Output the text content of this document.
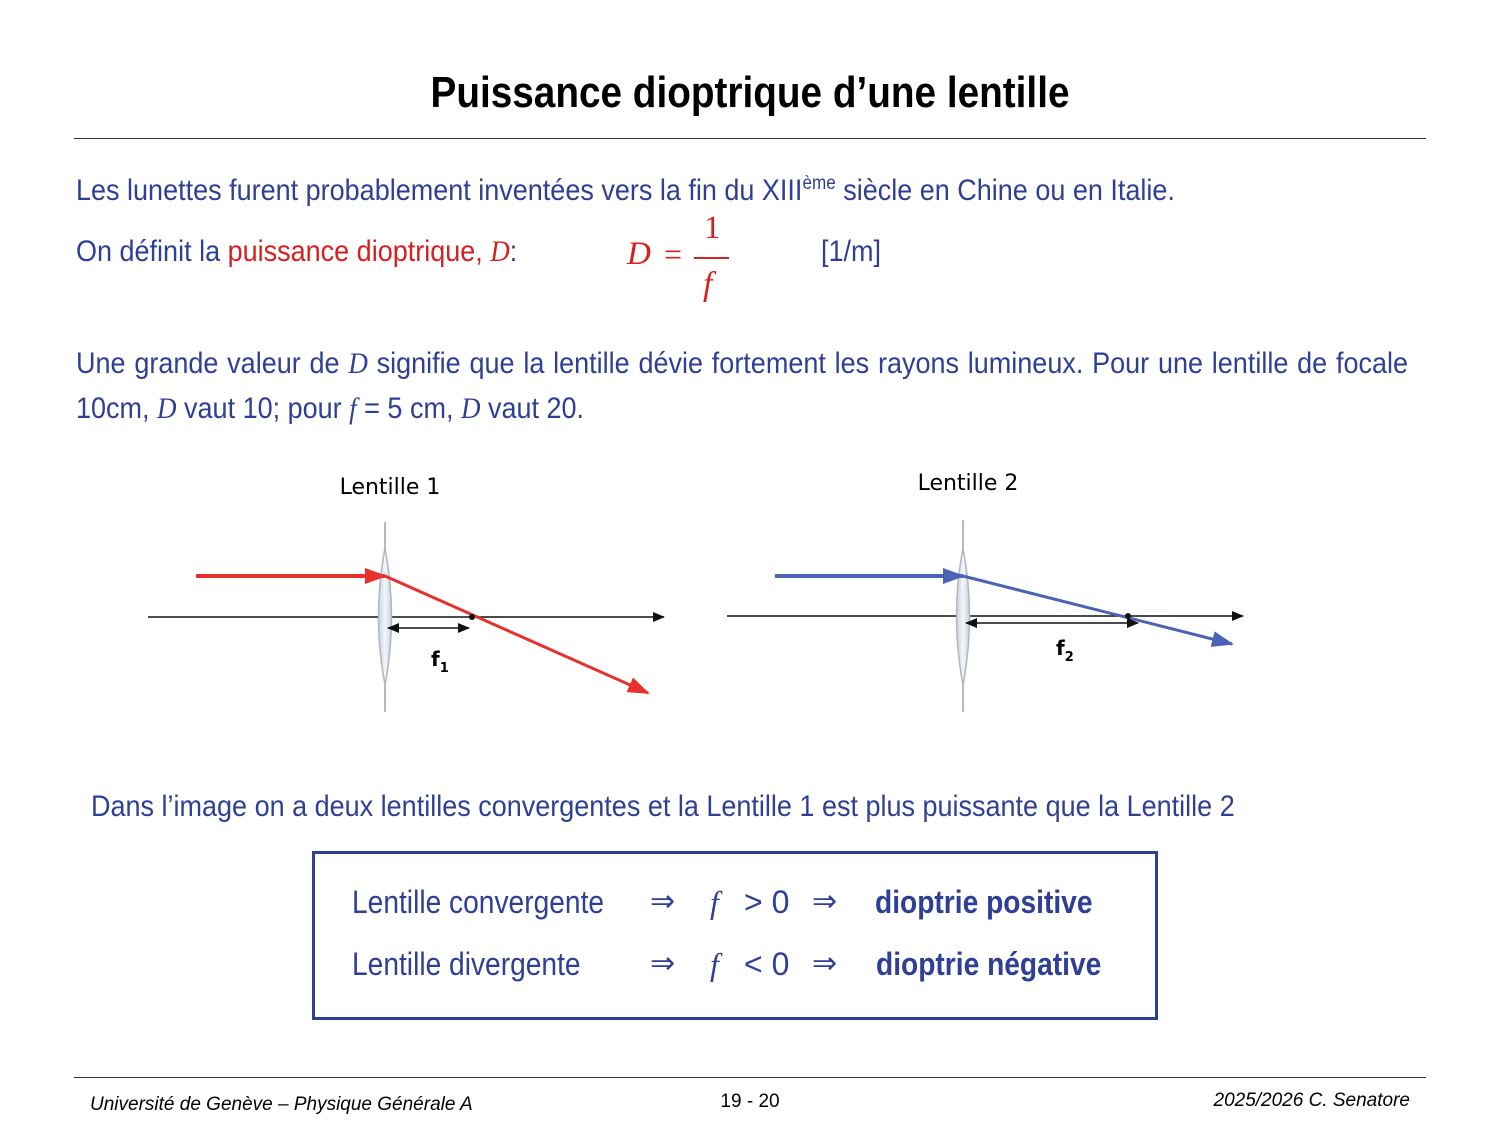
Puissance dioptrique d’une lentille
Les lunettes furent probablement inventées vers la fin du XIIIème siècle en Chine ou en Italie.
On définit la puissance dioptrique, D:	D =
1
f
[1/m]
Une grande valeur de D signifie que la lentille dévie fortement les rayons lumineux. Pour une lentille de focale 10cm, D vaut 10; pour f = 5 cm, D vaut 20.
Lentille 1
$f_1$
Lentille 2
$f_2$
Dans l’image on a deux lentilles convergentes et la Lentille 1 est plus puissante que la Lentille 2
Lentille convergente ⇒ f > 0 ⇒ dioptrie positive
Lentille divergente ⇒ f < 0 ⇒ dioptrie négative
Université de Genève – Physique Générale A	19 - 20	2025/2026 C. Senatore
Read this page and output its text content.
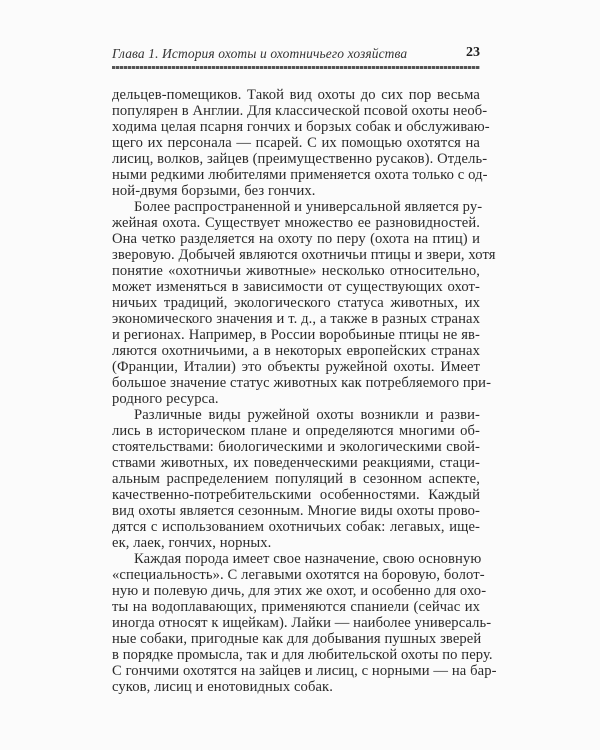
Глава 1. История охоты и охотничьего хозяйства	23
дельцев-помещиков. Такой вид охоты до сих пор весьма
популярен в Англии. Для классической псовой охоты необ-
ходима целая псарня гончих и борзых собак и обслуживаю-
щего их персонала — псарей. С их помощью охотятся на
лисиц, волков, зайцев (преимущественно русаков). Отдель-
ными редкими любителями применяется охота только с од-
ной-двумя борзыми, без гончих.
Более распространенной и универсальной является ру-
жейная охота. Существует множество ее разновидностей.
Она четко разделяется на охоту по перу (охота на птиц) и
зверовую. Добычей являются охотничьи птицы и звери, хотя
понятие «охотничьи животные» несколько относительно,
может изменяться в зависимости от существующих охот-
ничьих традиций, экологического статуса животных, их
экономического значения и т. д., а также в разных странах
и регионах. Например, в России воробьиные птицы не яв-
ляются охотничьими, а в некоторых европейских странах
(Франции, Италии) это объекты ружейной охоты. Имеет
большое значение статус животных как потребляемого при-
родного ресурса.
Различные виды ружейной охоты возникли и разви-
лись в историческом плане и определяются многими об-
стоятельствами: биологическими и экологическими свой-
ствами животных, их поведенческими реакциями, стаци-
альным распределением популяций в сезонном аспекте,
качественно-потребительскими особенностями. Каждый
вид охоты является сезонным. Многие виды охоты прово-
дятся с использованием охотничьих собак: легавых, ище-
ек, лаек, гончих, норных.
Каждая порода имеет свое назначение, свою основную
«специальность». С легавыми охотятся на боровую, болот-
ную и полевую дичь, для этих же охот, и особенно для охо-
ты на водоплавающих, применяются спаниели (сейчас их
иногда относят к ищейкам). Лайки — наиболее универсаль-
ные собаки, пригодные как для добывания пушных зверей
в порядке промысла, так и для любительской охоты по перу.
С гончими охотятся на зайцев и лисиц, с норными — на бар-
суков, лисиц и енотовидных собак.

§

**Directions**
Every record above must be given again exactly; drop the pictures.

**The result**
Output the text content of this document.
Puissance dioptrique d’une lentille
Les lunettes furent probablement inventées vers la fin du XIIIème siècle en Chine ou en Italie.
On définit la puissance dioptrique, D:	D =
1
f
[1/m]
Une grande valeur de D signifie que la lentille dévie fortement les rayons lumineux. Pour une lentille de focale 10cm, D vaut 10; pour f = 5 cm, D vaut 20.
Lentille 1
$f_1$
Lentille 2
$f_2$
Dans l’image on a deux lentilles convergentes et la Lentille 1 est plus puissante que la Lentille 2
Lentille convergente ⇒ f > 0 ⇒ dioptrie positive
Lentille divergente ⇒ f < 0 ⇒ dioptrie négative
Université de Genève – Physique Générale A	19 - 20	2025/2026 C. Senatore
Read this page and output its text content.
Глава 1. История охоты и охотничьего хозяйства	23
дельцев-помещиков. Такой вид охоты до сих пор весьма
популярен в Англии. Для классической псовой охоты необ-
ходима целая псарня гончих и борзых собак и обслуживаю-
щего их персонала — псарей. С их помощью охотятся на
лисиц, волков, зайцев (преимущественно русаков). Отдель-
ными редкими любителями применяется охота только с од-
ной-двумя борзыми, без гончих.
Более распространенной и универсальной является ру-
жейная охота. Существует множество ее разновидностей.
Она четко разделяется на охоту по перу (охота на птиц) и
зверовую. Добычей являются охотничьи птицы и звери, хотя
понятие «охотничьи животные» несколько относительно,
может изменяться в зависимости от существующих охот-
ничьих традиций, экологического статуса животных, их
экономического значения и т. д., а также в разных странах
и регионах. Например, в России воробьиные птицы не яв-
ляются охотничьими, а в некоторых европейских странах
(Франции, Италии) это объекты ружейной охоты. Имеет
большое значение статус животных как потребляемого при-
родного ресурса.
Различные виды ружейной охоты возникли и разви-
лись в историческом плане и определяются многими об-
стоятельствами: биологическими и экологическими свой-
ствами животных, их поведенческими реакциями, стаци-
альным распределением популяций в сезонном аспекте,
качественно-потребительскими особенностями. Каждый
вид охоты является сезонным. Многие виды охоты прово-
дятся с использованием охотничьих собак: легавых, ище-
ек, лаек, гончих, норных.
Каждая порода имеет свое назначение, свою основную
«специальность». С легавыми охотятся на боровую, болот-
ную и полевую дичь, для этих же охот, и особенно для охо-
ты на водоплавающих, применяются спаниели (сейчас их
иногда относят к ищейкам). Лайки — наиболее универсаль-
ные собаки, пригодные как для добывания пушных зверей
в порядке промысла, так и для любительской охоты по перу.
С гончими охотятся на зайцев и лисиц, с норными — на бар-
суков, лисиц и енотовидных собак.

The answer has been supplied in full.